— START RECORDS SUPPLIED —
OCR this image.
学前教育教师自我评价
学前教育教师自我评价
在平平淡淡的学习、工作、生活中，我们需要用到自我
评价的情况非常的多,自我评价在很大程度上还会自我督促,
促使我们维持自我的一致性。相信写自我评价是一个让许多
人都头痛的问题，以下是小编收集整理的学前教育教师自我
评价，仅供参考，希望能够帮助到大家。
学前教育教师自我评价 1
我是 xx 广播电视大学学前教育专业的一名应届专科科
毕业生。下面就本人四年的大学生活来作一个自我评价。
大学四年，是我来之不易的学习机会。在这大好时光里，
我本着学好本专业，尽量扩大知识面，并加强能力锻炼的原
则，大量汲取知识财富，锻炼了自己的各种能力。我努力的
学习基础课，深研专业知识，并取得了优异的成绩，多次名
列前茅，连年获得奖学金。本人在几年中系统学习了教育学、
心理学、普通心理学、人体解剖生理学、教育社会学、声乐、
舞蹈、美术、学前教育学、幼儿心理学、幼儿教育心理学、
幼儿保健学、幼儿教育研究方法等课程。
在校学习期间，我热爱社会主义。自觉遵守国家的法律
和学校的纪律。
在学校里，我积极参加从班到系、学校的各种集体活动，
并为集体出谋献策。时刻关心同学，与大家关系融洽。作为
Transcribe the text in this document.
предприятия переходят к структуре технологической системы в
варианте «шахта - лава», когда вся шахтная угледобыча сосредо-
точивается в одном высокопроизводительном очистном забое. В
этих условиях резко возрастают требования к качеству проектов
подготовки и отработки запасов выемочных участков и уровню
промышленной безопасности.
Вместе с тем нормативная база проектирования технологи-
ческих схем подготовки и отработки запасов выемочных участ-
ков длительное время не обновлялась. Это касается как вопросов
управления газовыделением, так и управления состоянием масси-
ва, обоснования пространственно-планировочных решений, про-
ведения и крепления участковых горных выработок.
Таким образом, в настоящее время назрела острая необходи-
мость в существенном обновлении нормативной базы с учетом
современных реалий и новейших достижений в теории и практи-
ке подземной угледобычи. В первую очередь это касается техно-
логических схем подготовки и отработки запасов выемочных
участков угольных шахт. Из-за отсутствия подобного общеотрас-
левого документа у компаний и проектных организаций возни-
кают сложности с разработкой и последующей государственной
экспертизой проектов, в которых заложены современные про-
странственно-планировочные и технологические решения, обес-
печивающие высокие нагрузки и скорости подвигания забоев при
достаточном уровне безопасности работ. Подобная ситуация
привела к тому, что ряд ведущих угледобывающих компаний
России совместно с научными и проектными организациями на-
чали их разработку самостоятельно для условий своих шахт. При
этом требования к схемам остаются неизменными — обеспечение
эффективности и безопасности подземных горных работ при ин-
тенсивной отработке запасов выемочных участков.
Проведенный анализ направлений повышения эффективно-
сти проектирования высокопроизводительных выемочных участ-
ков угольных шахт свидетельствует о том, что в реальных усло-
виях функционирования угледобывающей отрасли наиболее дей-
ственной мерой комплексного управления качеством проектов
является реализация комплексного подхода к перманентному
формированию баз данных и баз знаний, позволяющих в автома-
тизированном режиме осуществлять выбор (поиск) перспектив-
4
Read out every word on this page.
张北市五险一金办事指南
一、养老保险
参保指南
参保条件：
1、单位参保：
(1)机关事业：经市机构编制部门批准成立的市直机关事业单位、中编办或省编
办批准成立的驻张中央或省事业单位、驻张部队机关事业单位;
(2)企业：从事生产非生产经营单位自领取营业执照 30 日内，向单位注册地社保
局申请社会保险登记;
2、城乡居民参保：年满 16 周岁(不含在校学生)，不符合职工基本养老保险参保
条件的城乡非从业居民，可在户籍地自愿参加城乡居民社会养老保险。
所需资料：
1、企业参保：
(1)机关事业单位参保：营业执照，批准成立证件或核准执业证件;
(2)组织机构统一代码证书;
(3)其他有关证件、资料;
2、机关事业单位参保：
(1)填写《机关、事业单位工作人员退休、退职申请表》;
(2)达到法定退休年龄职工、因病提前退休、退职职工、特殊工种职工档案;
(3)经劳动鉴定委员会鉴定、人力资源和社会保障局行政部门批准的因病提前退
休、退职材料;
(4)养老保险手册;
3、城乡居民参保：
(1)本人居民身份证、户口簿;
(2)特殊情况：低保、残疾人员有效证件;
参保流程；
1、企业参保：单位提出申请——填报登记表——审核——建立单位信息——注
— END RECORDS SUPPLIED —
▶ **AIM**
In this exercise, repeat all entries exactly.

▶ **COMPLETED TASK**
OCR this image.
学前教育教师自我评价
学前教育教师自我评价
在平平淡淡的学习、工作、生活中，我们需要用到自我
评价的情况非常的多,自我评价在很大程度上还会自我督促,
促使我们维持自我的一致性。相信写自我评价是一个让许多
人都头痛的问题，以下是小编收集整理的学前教育教师自我
评价，仅供参考，希望能够帮助到大家。
学前教育教师自我评价 1
我是 xx 广播电视大学学前教育专业的一名应届专科科
毕业生。下面就本人四年的大学生活来作一个自我评价。
大学四年，是我来之不易的学习机会。在这大好时光里，
我本着学好本专业，尽量扩大知识面，并加强能力锻炼的原
则，大量汲取知识财富，锻炼了自己的各种能力。我努力的
学习基础课，深研专业知识，并取得了优异的成绩，多次名
列前茅，连年获得奖学金。本人在几年中系统学习了教育学、
心理学、普通心理学、人体解剖生理学、教育社会学、声乐、
舞蹈、美术、学前教育学、幼儿心理学、幼儿教育心理学、
幼儿保健学、幼儿教育研究方法等课程。
在校学习期间，我热爱社会主义。自觉遵守国家的法律
和学校的纪律。
在学校里，我积极参加从班到系、学校的各种集体活动，
并为集体出谋献策。时刻关心同学，与大家关系融洽。作为
Transcribe the text in this document.
предприятия переходят к структуре технологической системы в
варианте «шахта - лава», когда вся шахтная угледобыча сосредо-
точивается в одном высокопроизводительном очистном забое. В
этих условиях резко возрастают требования к качеству проектов
подготовки и отработки запасов выемочных участков и уровню
промышленной безопасности.
Вместе с тем нормативная база проектирования технологи-
ческих схем подготовки и отработки запасов выемочных участ-
ков длительное время не обновлялась. Это касается как вопросов
управления газовыделением, так и управления состоянием масси-
ва, обоснования пространственно-планировочных решений, про-
ведения и крепления участковых горных выработок.
Таким образом, в настоящее время назрела острая необходи-
мость в существенном обновлении нормативной базы с учетом
современных реалий и новейших достижений в теории и практи-
ке подземной угледобычи. В первую очередь это касается техно-
логических схем подготовки и отработки запасов выемочных
участков угольных шахт. Из-за отсутствия подобного общеотрас-
левого документа у компаний и проектных организаций возни-
кают сложности с разработкой и последующей государственной
экспертизой проектов, в которых заложены современные про-
странственно-планировочные и технологические решения, обес-
печивающие высокие нагрузки и скорости подвигания забоев при
достаточном уровне безопасности работ. Подобная ситуация
привела к тому, что ряд ведущих угледобывающих компаний
России совместно с научными и проектными организациями на-
чали их разработку самостоятельно для условий своих шахт. При
этом требования к схемам остаются неизменными — обеспечение
эффективности и безопасности подземных горных работ при ин-
тенсивной отработке запасов выемочных участков.
Проведенный анализ направлений повышения эффективно-
сти проектирования высокопроизводительных выемочных участ-
ков угольных шахт свидетельствует о том, что в реальных усло-
виях функционирования угледобывающей отрасли наиболее дей-
ственной мерой комплексного управления качеством проектов
является реализация комплексного подхода к перманентному
формированию баз данных и баз знаний, позволяющих в автома-
тизированном режиме осуществлять выбор (поиск) перспектив-
4
Read out every word on this page.
张北市五险一金办事指南
一、养老保险
参保指南
参保条件：
1、单位参保：
(1)机关事业：经市机构编制部门批准成立的市直机关事业单位、中编办或省编
办批准成立的驻张中央或省事业单位、驻张部队机关事业单位;
(2)企业：从事生产非生产经营单位自领取营业执照 30 日内，向单位注册地社保
局申请社会保险登记;
2、城乡居民参保：年满 16 周岁(不含在校学生)，不符合职工基本养老保险参保
条件的城乡非从业居民，可在户籍地自愿参加城乡居民社会养老保险。
所需资料：
1、企业参保：
(1)机关事业单位参保：营业执照，批准成立证件或核准执业证件;
(2)组织机构统一代码证书;
(3)其他有关证件、资料;
2、机关事业单位参保：
(1)填写《机关、事业单位工作人员退休、退职申请表》;
(2)达到法定退休年龄职工、因病提前退休、退职职工、特殊工种职工档案;
(3)经劳动鉴定委员会鉴定、人力资源和社会保障局行政部门批准的因病提前退
休、退职材料;
(4)养老保险手册;
3、城乡居民参保：
(1)本人居民身份证、户口簿;
(2)特殊情况：低保、残疾人员有效证件;
参保流程；
1、企业参保：单位提出申请——填报登记表——审核——建立单位信息——注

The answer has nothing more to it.